* **Task details**:
Return all of the entries exactly, with nothing added or left out.

────────────────────────────────────────

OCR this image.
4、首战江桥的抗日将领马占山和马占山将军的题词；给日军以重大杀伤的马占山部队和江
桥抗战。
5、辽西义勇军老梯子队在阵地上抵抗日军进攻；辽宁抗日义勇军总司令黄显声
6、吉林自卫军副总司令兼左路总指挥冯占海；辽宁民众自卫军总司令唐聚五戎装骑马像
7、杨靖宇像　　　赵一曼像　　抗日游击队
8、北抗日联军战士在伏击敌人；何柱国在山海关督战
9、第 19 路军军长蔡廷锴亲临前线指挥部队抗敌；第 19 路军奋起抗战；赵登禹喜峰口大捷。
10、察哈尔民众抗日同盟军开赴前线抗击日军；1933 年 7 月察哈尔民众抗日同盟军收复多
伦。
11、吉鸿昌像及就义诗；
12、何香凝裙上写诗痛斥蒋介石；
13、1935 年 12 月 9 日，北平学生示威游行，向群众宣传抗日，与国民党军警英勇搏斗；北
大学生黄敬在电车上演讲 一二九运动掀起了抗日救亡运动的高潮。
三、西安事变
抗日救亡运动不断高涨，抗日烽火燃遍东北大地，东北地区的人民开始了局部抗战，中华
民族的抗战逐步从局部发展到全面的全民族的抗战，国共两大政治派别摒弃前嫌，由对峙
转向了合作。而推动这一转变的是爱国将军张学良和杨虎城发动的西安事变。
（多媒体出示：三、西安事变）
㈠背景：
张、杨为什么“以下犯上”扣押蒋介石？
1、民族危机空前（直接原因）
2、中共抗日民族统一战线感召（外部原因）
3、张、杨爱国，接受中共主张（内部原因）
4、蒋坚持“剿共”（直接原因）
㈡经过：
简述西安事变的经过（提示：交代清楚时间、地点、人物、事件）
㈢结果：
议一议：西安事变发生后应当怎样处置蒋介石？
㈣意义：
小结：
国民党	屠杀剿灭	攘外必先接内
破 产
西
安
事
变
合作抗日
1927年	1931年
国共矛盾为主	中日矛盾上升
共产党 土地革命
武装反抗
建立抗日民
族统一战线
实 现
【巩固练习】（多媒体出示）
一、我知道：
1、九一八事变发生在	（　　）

────────────────────────────────────────

* **Solution to this problem**:
OCR this image.
4、首战江桥的抗日将领马占山和马占山将军的题词；给日军以重大杀伤的马占山部队和江
桥抗战。
5、辽西义勇军老梯子队在阵地上抵抗日军进攻；辽宁抗日义勇军总司令黄显声
6、吉林自卫军副总司令兼左路总指挥冯占海；辽宁民众自卫军总司令唐聚五戎装骑马像
7、杨靖宇像　　　赵一曼像　　抗日游击队
8、北抗日联军战士在伏击敌人；何柱国在山海关督战
9、第 19 路军军长蔡廷锴亲临前线指挥部队抗敌；第 19 路军奋起抗战；赵登禹喜峰口大捷。
10、察哈尔民众抗日同盟军开赴前线抗击日军；1933 年 7 月察哈尔民众抗日同盟军收复多
伦。
11、吉鸿昌像及就义诗；
12、何香凝裙上写诗痛斥蒋介石；
13、1935 年 12 月 9 日，北平学生示威游行，向群众宣传抗日，与国民党军警英勇搏斗；北
大学生黄敬在电车上演讲 一二九运动掀起了抗日救亡运动的高潮。
三、西安事变
抗日救亡运动不断高涨，抗日烽火燃遍东北大地，东北地区的人民开始了局部抗战，中华
民族的抗战逐步从局部发展到全面的全民族的抗战，国共两大政治派别摒弃前嫌，由对峙
转向了合作。而推动这一转变的是爱国将军张学良和杨虎城发动的西安事变。
（多媒体出示：三、西安事变）
㈠背景：
张、杨为什么“以下犯上”扣押蒋介石？
1、民族危机空前（直接原因）
2、中共抗日民族统一战线感召（外部原因）
3、张、杨爱国，接受中共主张（内部原因）
4、蒋坚持“剿共”（直接原因）
㈡经过：
简述西安事变的经过（提示：交代清楚时间、地点、人物、事件）
㈢结果：
议一议：西安事变发生后应当怎样处置蒋介石？
㈣意义：
小结：
国民党	屠杀剿灭	攘外必先接内
破 产
西
安
事
变
合作抗日
1927年	1931年
国共矛盾为主	中日矛盾上升
共产党 土地革命
武装反抗
建立抗日民
族统一战线
实 现
【巩固练习】（多媒体出示）
一、我知道：
1、九一八事变发生在	（　　）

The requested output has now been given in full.